■ **Exercise brief**
Give every entry again, word for word.

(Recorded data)
_____

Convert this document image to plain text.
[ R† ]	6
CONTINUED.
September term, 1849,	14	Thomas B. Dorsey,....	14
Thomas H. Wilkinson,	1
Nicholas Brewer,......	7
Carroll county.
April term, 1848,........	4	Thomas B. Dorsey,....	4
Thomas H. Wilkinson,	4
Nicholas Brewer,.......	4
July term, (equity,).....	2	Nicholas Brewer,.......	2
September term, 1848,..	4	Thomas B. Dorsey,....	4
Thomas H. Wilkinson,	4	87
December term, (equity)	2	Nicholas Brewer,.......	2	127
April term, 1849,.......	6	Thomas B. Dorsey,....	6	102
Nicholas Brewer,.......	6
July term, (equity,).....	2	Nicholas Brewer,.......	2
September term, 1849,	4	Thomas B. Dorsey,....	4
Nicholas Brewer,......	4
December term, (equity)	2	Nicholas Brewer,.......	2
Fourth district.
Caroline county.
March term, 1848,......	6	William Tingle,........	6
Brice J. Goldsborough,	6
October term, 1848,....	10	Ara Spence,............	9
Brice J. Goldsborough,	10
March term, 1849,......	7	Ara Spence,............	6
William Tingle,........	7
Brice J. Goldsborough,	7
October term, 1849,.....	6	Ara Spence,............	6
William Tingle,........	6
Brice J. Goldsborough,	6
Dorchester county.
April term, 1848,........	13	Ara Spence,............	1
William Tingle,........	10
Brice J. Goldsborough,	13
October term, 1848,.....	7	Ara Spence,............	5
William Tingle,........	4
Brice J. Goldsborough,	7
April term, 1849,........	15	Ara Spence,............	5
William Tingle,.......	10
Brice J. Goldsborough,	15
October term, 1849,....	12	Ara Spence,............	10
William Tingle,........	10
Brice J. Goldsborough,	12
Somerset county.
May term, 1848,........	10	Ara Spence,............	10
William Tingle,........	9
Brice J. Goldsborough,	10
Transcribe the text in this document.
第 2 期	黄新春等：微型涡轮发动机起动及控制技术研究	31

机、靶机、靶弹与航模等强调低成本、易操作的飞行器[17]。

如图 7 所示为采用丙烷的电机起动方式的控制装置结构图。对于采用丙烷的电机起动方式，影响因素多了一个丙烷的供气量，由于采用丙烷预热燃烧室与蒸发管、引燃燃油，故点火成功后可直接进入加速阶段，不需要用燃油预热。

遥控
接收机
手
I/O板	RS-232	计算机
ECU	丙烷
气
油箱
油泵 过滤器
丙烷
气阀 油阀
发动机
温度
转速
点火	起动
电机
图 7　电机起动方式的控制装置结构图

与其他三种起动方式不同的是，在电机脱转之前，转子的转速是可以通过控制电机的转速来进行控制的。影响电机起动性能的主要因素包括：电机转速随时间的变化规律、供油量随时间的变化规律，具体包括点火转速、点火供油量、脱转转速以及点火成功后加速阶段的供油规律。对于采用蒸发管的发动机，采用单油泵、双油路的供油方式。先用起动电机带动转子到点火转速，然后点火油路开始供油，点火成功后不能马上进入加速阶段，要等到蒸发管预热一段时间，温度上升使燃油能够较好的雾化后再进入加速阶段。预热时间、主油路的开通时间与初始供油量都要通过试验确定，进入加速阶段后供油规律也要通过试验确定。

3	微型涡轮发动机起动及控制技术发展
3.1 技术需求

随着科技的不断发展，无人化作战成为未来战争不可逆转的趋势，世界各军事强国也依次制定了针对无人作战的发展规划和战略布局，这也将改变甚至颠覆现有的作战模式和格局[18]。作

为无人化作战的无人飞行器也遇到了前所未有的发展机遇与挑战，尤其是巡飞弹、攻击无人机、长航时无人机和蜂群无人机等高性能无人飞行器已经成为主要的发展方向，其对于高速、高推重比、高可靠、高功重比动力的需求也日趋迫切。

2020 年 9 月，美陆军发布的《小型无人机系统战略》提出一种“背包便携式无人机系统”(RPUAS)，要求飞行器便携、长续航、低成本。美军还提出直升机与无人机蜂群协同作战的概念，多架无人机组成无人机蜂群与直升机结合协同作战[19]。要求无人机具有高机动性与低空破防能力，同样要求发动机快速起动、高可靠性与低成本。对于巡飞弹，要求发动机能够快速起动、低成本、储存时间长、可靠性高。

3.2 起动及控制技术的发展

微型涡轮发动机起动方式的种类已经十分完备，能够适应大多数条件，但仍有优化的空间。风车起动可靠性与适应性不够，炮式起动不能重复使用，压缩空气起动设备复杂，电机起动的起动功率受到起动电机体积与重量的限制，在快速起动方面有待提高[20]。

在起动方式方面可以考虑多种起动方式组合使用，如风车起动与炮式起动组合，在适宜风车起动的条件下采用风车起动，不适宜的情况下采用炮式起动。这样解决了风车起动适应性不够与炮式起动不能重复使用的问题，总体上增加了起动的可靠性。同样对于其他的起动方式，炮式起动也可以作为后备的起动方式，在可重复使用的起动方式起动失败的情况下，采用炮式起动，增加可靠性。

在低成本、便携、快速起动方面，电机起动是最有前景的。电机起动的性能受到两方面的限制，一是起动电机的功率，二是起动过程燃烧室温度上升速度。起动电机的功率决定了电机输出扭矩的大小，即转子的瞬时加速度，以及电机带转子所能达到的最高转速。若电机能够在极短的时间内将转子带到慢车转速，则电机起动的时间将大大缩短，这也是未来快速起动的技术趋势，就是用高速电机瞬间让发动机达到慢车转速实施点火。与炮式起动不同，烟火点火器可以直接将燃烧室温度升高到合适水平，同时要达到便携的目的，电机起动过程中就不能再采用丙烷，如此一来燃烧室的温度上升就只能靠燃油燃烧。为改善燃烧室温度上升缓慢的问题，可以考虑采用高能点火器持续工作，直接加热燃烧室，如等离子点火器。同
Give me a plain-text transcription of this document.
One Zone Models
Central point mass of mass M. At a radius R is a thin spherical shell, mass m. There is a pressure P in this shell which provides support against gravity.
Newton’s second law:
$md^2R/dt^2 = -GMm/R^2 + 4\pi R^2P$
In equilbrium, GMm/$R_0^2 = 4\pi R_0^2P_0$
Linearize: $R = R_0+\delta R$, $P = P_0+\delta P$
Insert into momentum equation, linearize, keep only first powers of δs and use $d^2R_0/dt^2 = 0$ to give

_____

■ **Task solution**
Convert this document image to plain text.
[ R† ]	6
CONTINUED.
September term, 1849,	14	Thomas B. Dorsey,....	14
Thomas H. Wilkinson,	1
Nicholas Brewer,......	7
Carroll county.
April term, 1848,........	4	Thomas B. Dorsey,....	4
Thomas H. Wilkinson,	4
Nicholas Brewer,.......	4
July term, (equity,).....	2	Nicholas Brewer,.......	2
September term, 1848,..	4	Thomas B. Dorsey,....	4
Thomas H. Wilkinson,	4	87
December term, (equity)	2	Nicholas Brewer,.......	2	127
April term, 1849,.......	6	Thomas B. Dorsey,....	6	102
Nicholas Brewer,.......	6
July term, (equity,).....	2	Nicholas Brewer,.......	2
September term, 1849,	4	Thomas B. Dorsey,....	4
Nicholas Brewer,......	4
December term, (equity)	2	Nicholas Brewer,.......	2
Fourth district.
Caroline county.
March term, 1848,......	6	William Tingle,........	6
Brice J. Goldsborough,	6
October term, 1848,....	10	Ara Spence,............	9
Brice J. Goldsborough,	10
March term, 1849,......	7	Ara Spence,............	6
William Tingle,........	7
Brice J. Goldsborough,	7
October term, 1849,.....	6	Ara Spence,............	6
William Tingle,........	6
Brice J. Goldsborough,	6
Dorchester county.
April term, 1848,........	13	Ara Spence,............	1
William Tingle,........	10
Brice J. Goldsborough,	13
October term, 1848,.....	7	Ara Spence,............	5
William Tingle,........	4
Brice J. Goldsborough,	7
April term, 1849,........	15	Ara Spence,............	5
William Tingle,.......	10
Brice J. Goldsborough,	15
October term, 1849,....	12	Ara Spence,............	10
William Tingle,........	10
Brice J. Goldsborough,	12
Somerset county.
May term, 1848,........	10	Ara Spence,............	10
William Tingle,........	9
Brice J. Goldsborough,	10
Transcribe the text in this document.
第 2 期	黄新春等：微型涡轮发动机起动及控制技术研究	31

机、靶机、靶弹与航模等强调低成本、易操作的飞行器[17]。

如图 7 所示为采用丙烷的电机起动方式的控制装置结构图。对于采用丙烷的电机起动方式，影响因素多了一个丙烷的供气量，由于采用丙烷预热燃烧室与蒸发管、引燃燃油，故点火成功后可直接进入加速阶段，不需要用燃油预热。

遥控
接收机
手
I/O板	RS-232	计算机
ECU	丙烷
气
油箱
油泵 过滤器
丙烷
气阀 油阀
发动机
温度
转速
点火	起动
电机
图 7　电机起动方式的控制装置结构图

与其他三种起动方式不同的是，在电机脱转之前，转子的转速是可以通过控制电机的转速来进行控制的。影响电机起动性能的主要因素包括：电机转速随时间的变化规律、供油量随时间的变化规律，具体包括点火转速、点火供油量、脱转转速以及点火成功后加速阶段的供油规律。对于采用蒸发管的发动机，采用单油泵、双油路的供油方式。先用起动电机带动转子到点火转速，然后点火油路开始供油，点火成功后不能马上进入加速阶段，要等到蒸发管预热一段时间，温度上升使燃油能够较好的雾化后再进入加速阶段。预热时间、主油路的开通时间与初始供油量都要通过试验确定，进入加速阶段后供油规律也要通过试验确定。

3	微型涡轮发动机起动及控制技术发展
3.1 技术需求

随着科技的不断发展，无人化作战成为未来战争不可逆转的趋势，世界各军事强国也依次制定了针对无人作战的发展规划和战略布局，这也将改变甚至颠覆现有的作战模式和格局[18]。作

为无人化作战的无人飞行器也遇到了前所未有的发展机遇与挑战，尤其是巡飞弹、攻击无人机、长航时无人机和蜂群无人机等高性能无人飞行器已经成为主要的发展方向，其对于高速、高推重比、高可靠、高功重比动力的需求也日趋迫切。

2020 年 9 月，美陆军发布的《小型无人机系统战略》提出一种“背包便携式无人机系统”(RPUAS)，要求飞行器便携、长续航、低成本。美军还提出直升机与无人机蜂群协同作战的概念，多架无人机组成无人机蜂群与直升机结合协同作战[19]。要求无人机具有高机动性与低空破防能力，同样要求发动机快速起动、高可靠性与低成本。对于巡飞弹，要求发动机能够快速起动、低成本、储存时间长、可靠性高。

3.2 起动及控制技术的发展

微型涡轮发动机起动方式的种类已经十分完备，能够适应大多数条件，但仍有优化的空间。风车起动可靠性与适应性不够，炮式起动不能重复使用，压缩空气起动设备复杂，电机起动的起动功率受到起动电机体积与重量的限制，在快速起动方面有待提高[20]。

在起动方式方面可以考虑多种起动方式组合使用，如风车起动与炮式起动组合，在适宜风车起动的条件下采用风车起动，不适宜的情况下采用炮式起动。这样解决了风车起动适应性不够与炮式起动不能重复使用的问题，总体上增加了起动的可靠性。同样对于其他的起动方式，炮式起动也可以作为后备的起动方式，在可重复使用的起动方式起动失败的情况下，采用炮式起动，增加可靠性。

在低成本、便携、快速起动方面，电机起动是最有前景的。电机起动的性能受到两方面的限制，一是起动电机的功率，二是起动过程燃烧室温度上升速度。起动电机的功率决定了电机输出扭矩的大小，即转子的瞬时加速度，以及电机带转子所能达到的最高转速。若电机能够在极短的时间内将转子带到慢车转速，则电机起动的时间将大大缩短，这也是未来快速起动的技术趋势，就是用高速电机瞬间让发动机达到慢车转速实施点火。与炮式起动不同，烟火点火器可以直接将燃烧室温度升高到合适水平，同时要达到便携的目的，电机起动过程中就不能再采用丙烷，如此一来燃烧室的温度上升就只能靠燃油燃烧。为改善燃烧室温度上升缓慢的问题，可以考虑采用高能点火器持续工作，直接加热燃烧室，如等离子点火器。同
Give me a plain-text transcription of this document.
One Zone Models
Central point mass of mass M. At a radius R is a thin spherical shell, mass m. There is a pressure P in this shell which provides support against gravity.
Newton’s second law:
$md^2R/dt^2 = -GMm/R^2 + 4\pi R^2P$
In equilbrium, GMm/$R_0^2 = 4\pi R_0^2P_0$
Linearize: $R = R_0+\delta R$, $P = P_0+\delta P$
Insert into momentum equation, linearize, keep only first powers of δs and use $d^2R_0/dt^2 = 0$ to give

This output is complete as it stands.